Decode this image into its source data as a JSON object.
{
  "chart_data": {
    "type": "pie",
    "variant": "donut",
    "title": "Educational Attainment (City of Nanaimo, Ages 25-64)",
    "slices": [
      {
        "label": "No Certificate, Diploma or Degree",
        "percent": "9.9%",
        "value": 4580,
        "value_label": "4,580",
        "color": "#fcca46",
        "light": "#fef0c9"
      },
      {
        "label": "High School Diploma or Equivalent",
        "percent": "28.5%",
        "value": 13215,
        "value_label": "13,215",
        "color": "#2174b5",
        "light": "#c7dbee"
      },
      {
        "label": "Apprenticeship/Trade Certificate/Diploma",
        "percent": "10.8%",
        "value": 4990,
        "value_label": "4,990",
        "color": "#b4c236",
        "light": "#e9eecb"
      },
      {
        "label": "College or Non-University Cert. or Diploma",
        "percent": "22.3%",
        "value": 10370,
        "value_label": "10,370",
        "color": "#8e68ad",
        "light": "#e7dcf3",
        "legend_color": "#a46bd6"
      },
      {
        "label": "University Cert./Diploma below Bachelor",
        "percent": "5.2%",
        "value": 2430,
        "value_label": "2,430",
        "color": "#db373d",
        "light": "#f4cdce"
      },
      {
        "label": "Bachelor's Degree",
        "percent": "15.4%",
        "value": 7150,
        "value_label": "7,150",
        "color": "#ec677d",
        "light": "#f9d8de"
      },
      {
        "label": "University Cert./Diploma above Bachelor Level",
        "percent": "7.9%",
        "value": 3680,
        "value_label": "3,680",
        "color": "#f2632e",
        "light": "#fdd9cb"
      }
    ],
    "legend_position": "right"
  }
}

...

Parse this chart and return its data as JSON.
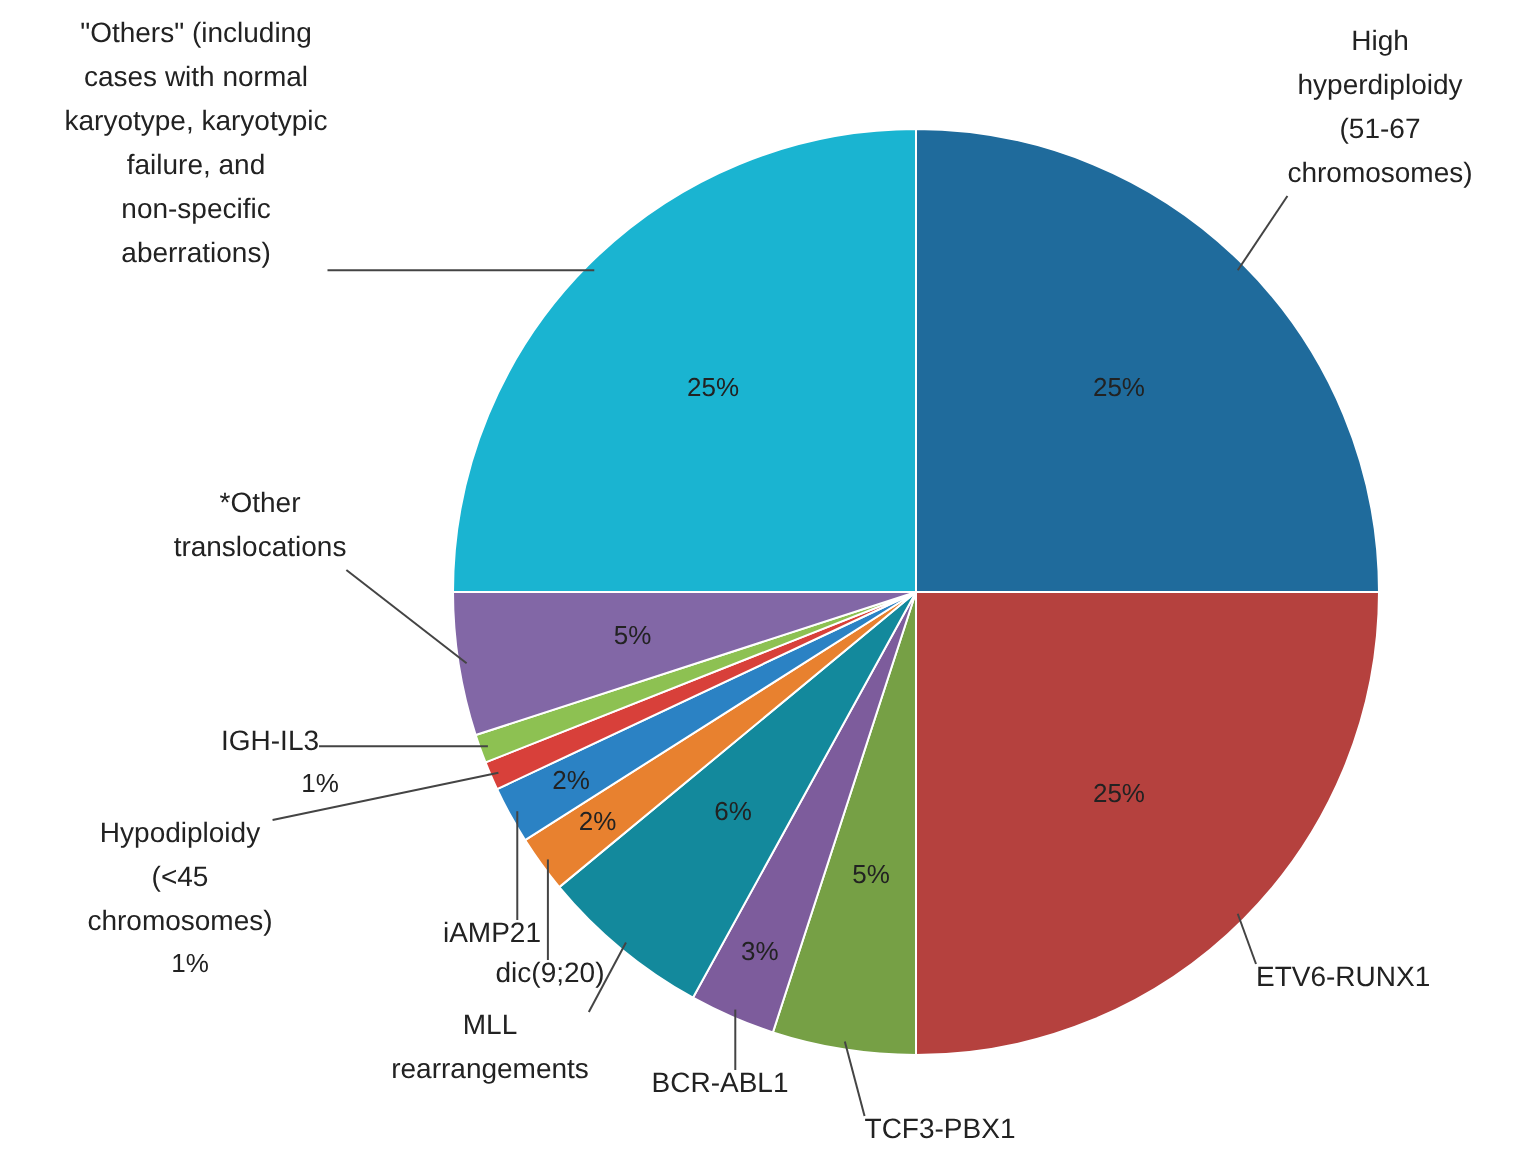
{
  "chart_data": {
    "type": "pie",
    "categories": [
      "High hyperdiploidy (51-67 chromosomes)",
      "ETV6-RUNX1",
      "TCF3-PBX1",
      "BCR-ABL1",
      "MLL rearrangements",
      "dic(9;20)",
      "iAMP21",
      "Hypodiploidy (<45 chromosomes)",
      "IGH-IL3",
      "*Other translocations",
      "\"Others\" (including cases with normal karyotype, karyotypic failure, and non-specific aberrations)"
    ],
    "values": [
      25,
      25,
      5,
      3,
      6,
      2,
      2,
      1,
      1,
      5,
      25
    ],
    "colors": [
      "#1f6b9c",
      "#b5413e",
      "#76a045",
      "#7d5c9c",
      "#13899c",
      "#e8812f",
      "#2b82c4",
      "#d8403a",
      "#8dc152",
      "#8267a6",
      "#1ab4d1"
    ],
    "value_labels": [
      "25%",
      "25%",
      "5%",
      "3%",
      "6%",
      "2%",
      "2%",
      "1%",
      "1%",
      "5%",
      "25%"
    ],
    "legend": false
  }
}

#### Short task
Single out each line of the records above with the string "this" in it, and copy it.

#### Problem solution
Decode this image into its source data as a JSON object.
Parse this chart and return its data as JSON.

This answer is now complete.